>> Start RECORDS SUPPLIED

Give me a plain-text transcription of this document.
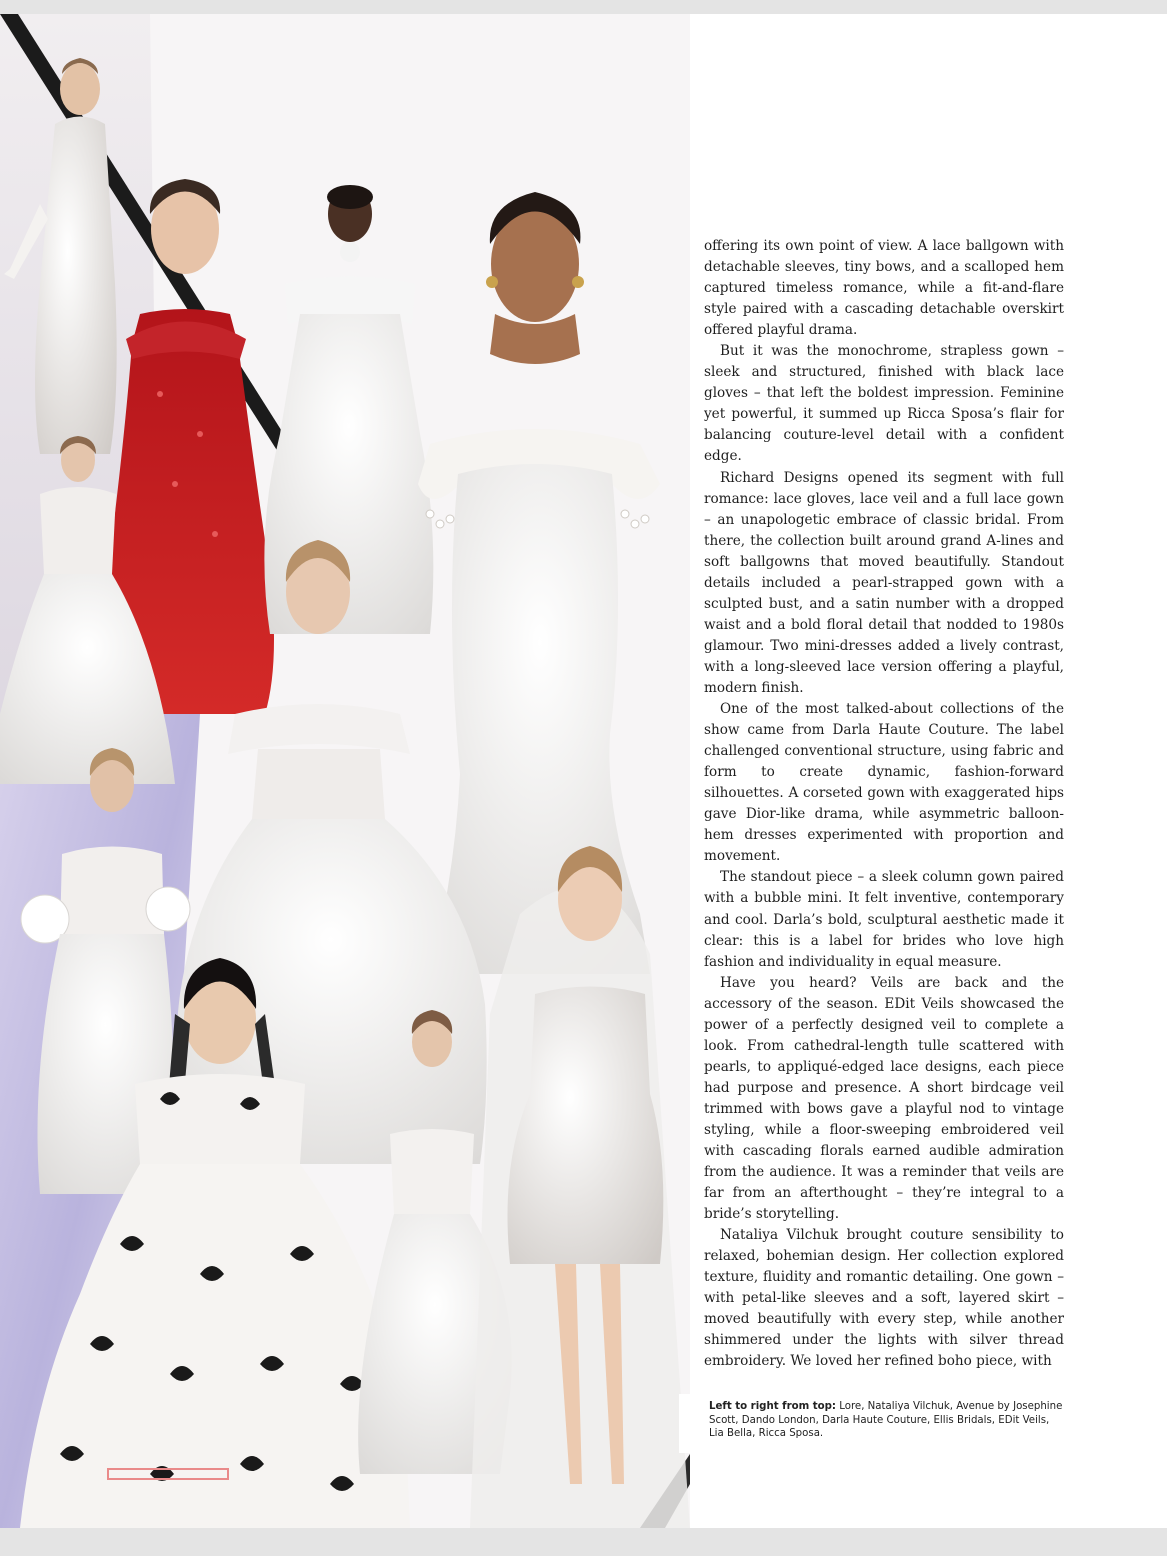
offering its own point of view. A lace ballgown with detachable sleeves, tiny bows, and a scalloped hem captured timeless romance, while a fit-and-flare style paired with a cascading detachable overskirt offered playful drama.

But it was the monochrome, strapless gown – sleek and structured, finished with black lace gloves – that left the boldest impression. Feminine yet powerful, it summed up Ricca Sposa’s flair for balancing couture-level detail with a confident edge.

Richard Designs opened its segment with full romance: lace gloves, lace veil and a full lace gown – an unapologetic embrace of classic bridal. From there, the collection built around grand A-lines and soft ballgowns that moved beautifully. Standout details included a pearl-strapped gown with a sculpted bust, and a satin number with a dropped waist and a bold floral detail that nodded to 1980s glamour. Two mini-dresses added a lively contrast, with a long-sleeved lace version offering a playful, modern finish.

One of the most talked-about collections of the show came from Darla Haute Couture. The label challenged conventional structure, using fabric and form to create dynamic, fashion-forward silhouettes. A corseted gown with exaggerated hips gave Dior-like drama, while asymmetric balloon-hem dresses experimented with proportion and movement.

The standout piece – a sleek column gown paired with a bubble mini. It felt inventive, contemporary and cool. Darla’s bold, sculptural aesthetic made it clear: this is a label for brides who love high fashion and individuality in equal measure.

Have you heard? Veils are back and the accessory of the season. EDit Veils showcased the power of a perfectly designed veil to complete a look. From cathedral-length tulle scattered with pearls, to appliqué-edged lace designs, each piece had purpose and presence. A short birdcage veil trimmed with bows gave a playful nod to vintage styling, while a floor-sweeping embroidered veil with cascading florals earned audible admiration from the audience. It was a reminder that veils are far from an afterthought – they’re integral to a bride’s storytelling.

Nataliya Vilchuk brought couture sensibility to relaxed, bohemian design. Her collection explored texture, fluidity and romantic detailing. One gown – with petal-like sleeves and a soft, layered skirt – moved beautifully with every step, while another shimmered under the lights with silver thread embroidery. We loved her refined boho piece, with

Left to right from top: Lore, Nataliya Vilchuk, Avenue by Josephine Scott, Dando London, Darla Haute Couture, Ellis Bridals, EDit Veils, Lia Bella, Ricca Sposa.
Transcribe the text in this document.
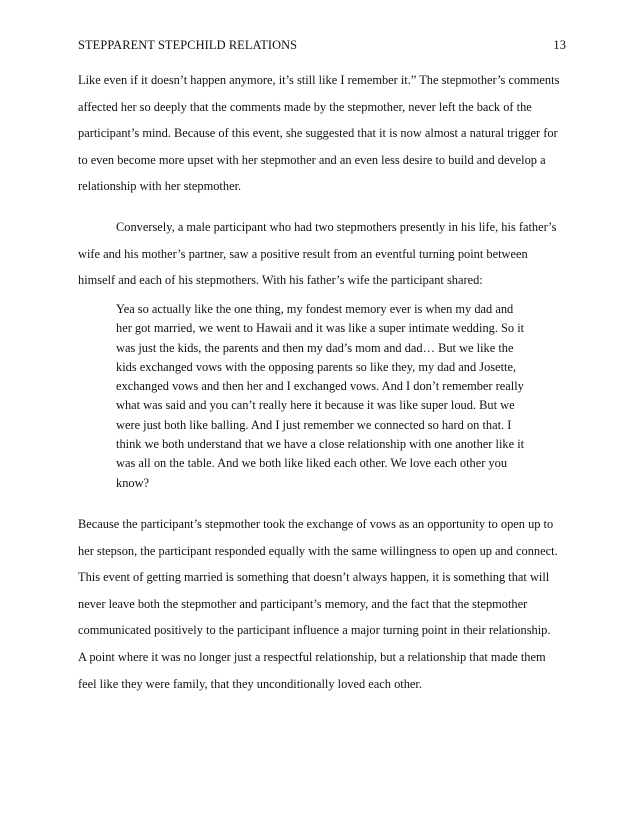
STEPPARENT STEPCHILD RELATIONS	13
Like even if it doesn’t happen anymore, it’s still like I remember it.” The stepmother’s comments
affected her so deeply that the comments made by the stepmother, never left the back of the
participant’s mind. Because of this event, she suggested that it is now almost a natural trigger for
to even become more upset with her stepmother and an even less desire to build and develop a
relationship with her stepmother.
Conversely, a male participant who had two stepmothers presently in his life, his father’s
wife and his mother’s partner, saw a positive result from an eventful turning point between
himself and each of his stepmothers. With his father’s wife the participant shared:
Yea so actually like the one thing, my fondest memory ever is when my dad and
her got married, we went to Hawaii and it was like a super intimate wedding. So it
was just the kids, the parents and then my dad’s mom and dad… But we like the
kids exchanged vows with the opposing parents so like they, my dad and Josette,
exchanged vows and then her and I exchanged vows. And I don’t remember really
what was said and you can’t really here it because it was like super loud. But we
were just both like balling. And I just remember we connected so hard on that. I
think we both understand that we have a close relationship with one another like it
was all on the table. And we both like liked each other. We love each other you
know?
Because the participant’s stepmother took the exchange of vows as an opportunity to open up to
her stepson, the participant responded equally with the same willingness to open up and connect.
This event of getting married is something that doesn’t always happen, it is something that will
never leave both the stepmother and participant’s memory, and the fact that the stepmother
communicated positively to the participant influence a major turning point in their relationship.
A point where it was no longer just a respectful relationship, but a relationship that made them
feel like they were family, that they unconditionally loved each other.
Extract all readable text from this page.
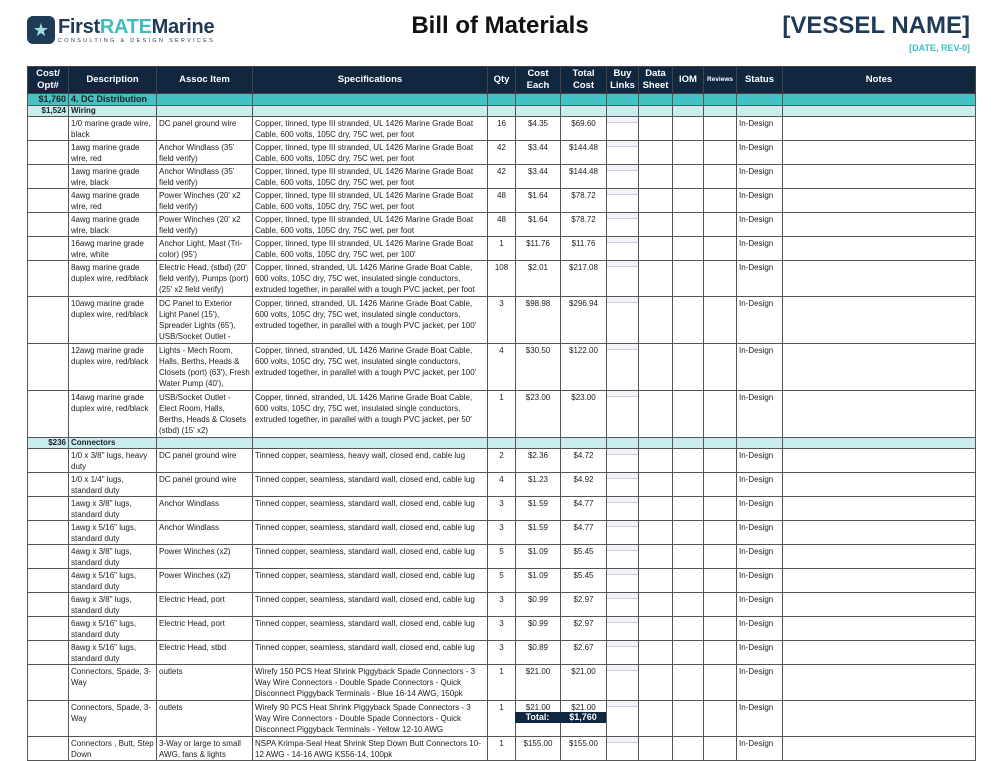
★ FirstRATEMarine
CONSULTING & DESIGN SERVICES
Bill of Materials	[VESSEL NAME]
[DATE, REV-0]
Cost/ Opt#	Description	Assoc Item	Specifications	Qty	Cost Each	Total Cost	Buy Links	Data Sheet	IOM	Reviews	Status	Notes
$1,760	4. DC Distribution											
$1,524	Wiring											

	1/0 marine grade wire, black	DC panel ground wire	Copper, tinned, type III stranded, UL 1426 Marine Grade Boat Cable, 600 volts, 105C dry, 75C wet, per foot	16	$4.35	$69.60					In-Design	

	1awg marine grade wire, red	Anchor Windlass (35' field verify)	Copper, tinned, type III stranded, UL 1426 Marine Grade Boat Cable, 600 volts, 105C dry, 75C wet, per foot	42	$3.44	$144.48					In-Design	

	1awg marine grade wire, black	Anchor Windlass (35' field verify)	Copper, tinned, type III stranded, UL 1426 Marine Grade Boat Cable, 600 volts, 105C dry, 75C wet, per foot	42	$3.44	$144.48					In-Design	

	4awg marine grade wire, red	Power Winches (20' x2 field verify)	Copper, tinned, type III stranded, UL 1426 Marine Grade Boat Cable, 600 volts, 105C dry, 75C wet, per foot	48	$1.64	$78.72					In-Design	

	4awg marine grade wire, black	Power Winches (20' x2 field verify)	Copper, tinned, type III stranded, UL 1426 Marine Grade Boat Cable, 600 volts, 105C dry, 75C wet, per foot	48	$1.64	$78.72					In-Design	

	16awg marine grade wire, white	Anchor Light, Mast (Tri-color) (95')	Copper, tinned, type III stranded, UL 1426 Marine Grade Boat Cable, 600 volts, 105C dry, 75C wet, per 100'	1	$11.76	$11.76					In-Design	

	8awg marine grade duplex wire, red/black	Electric Head, (stbd) (20' field verify), Pumps (port) (25' x2 field verify)	Copper, tinned, stranded, UL 1426 Marine Grade Boat Cable, 600 volts, 105C dry, 75C wet, insulated single conductors, extruded together, in parallel with a tough PVC jacket, per foot	108	$2.01	$217.08					In-Design	

	10awg marine grade duplex wire, red/black	DC Panel to Exterior Light Panel (15'), Spreader Lights (65'), USB/Socket Outlet -	Copper, tinned, stranded, UL 1426 Marine Grade Boat Cable, 600 volts, 105C dry, 75C wet, insulated single conductors, extruded together, in parallel with a tough PVC jacket, per 100'	3	$98.98	$296.94					In-Design	

	12awg marine grade duplex wire, red/black	Lights - Mech Room, Halls, Berths, Heads & Closets (port) (63'), Fresh Water Pump (40'),	Copper, tinned, stranded, UL 1426 Marine Grade Boat Cable, 600 volts, 105C dry, 75C wet, insulated single conductors, extruded together, in parallel with a tough PVC jacket, per 100'	4	$30.50	$122.00					In-Design	

	14awg marine grade duplex wire, red/black	USB/Socket Outlet - Elect Room, Halls, Berths, Heads & Closets (stbd) (15' x2)	Copper, tinned, stranded, UL 1426 Marine Grade Boat Cable, 600 volts, 105C dry, 75C wet, insulated single conductors, extruded together, in parallel with a tough PVC jacket, per 50'	1	$23.00	$23.00					In-Design	
$236	Connectors											

	1/0 x 3/8" lugs, heavy duty	DC panel ground wire	Tinned copper, seamless, heavy wall, closed end, cable lug	2	$2.36	$4.72					In-Design	

	1/0 x 1/4" lugs, standard duty	DC panel ground wire	Tinned copper, seamless, standard wall, closed end, cable lug	4	$1.23	$4.92					In-Design	

	1awg x 3/8" lugs, standard duty	Anchor Windlass	Tinned copper, seamless, standard wall, closed end, cable lug	3	$1.59	$4.77					In-Design	

	1awg x 5/16" lugs, standard duty	Anchor Windlass	Tinned copper, seamless, standard wall, closed end, cable lug	3	$1.59	$4.77					In-Design	

	4awg x 3/8" lugs, standard duty	Power Winches (x2)	Tinned copper, seamless, standard wall, closed end, cable lug	5	$1.09	$5.45					In-Design	

	4awg x 5/16" lugs, standard duty	Power Winches (x2)	Tinned copper, seamless, standard wall, closed end, cable lug	5	$1.09	$5.45					In-Design	

	6awg x 3/8" lugs, standard duty	Electric Head, port	Tinned copper, seamless, standard wall, closed end, cable lug	3	$0.99	$2.97					In-Design	

	6awg x 5/16" lugs, standard duty	Electric Head, port	Tinned copper, seamless, standard wall, closed end, cable lug	3	$0.99	$2.97					In-Design	

	8awg x 5/16" lugs, standard duty	Electric Head, stbd	Tinned copper, seamless, standard wall, closed end, cable lug	3	$0.89	$2.67					In-Design	

	Connectors, Spade, 3-Way	outlets	Wirefy 150 PCS Heat Shrink Piggyback Spade Connectors - 3 Way Wire Connectors - Double Spade Connectors - Quick Disconnect Piggyback Terminals - Blue 16-14 AWG, 150pk	1	$21.00	$21.00					In-Design	

	Connectors, Spade, 3-Way	outlets	Wirefy 90 PCS Heat Shrink Piggyback Spade Connectors - 3 Way Wire Connectors - Double Spade Connectors - Quick Disconnect Piggyback Terminals - Yellow 12-10 AWG	1	$21.00	$21.00					In-Design	

	Connectors , Butt, Step Down	3-Way or large to small AWG, fans & lights	NSPA Krimpa-Seal Heat Shrink Step Down Butt Connectors 10-12 AWG - 14-16 AWG KS56-14, 100pk	1	$155.00	$155.00					In-Design	
Total:	$1,760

>> End RECORDS SUPPLIED

» WHAT YOU HAVE TO DO: In how many lines of the data does the string "outlets" appear? Give only the number.

» WRITTEN RESPONSE: 2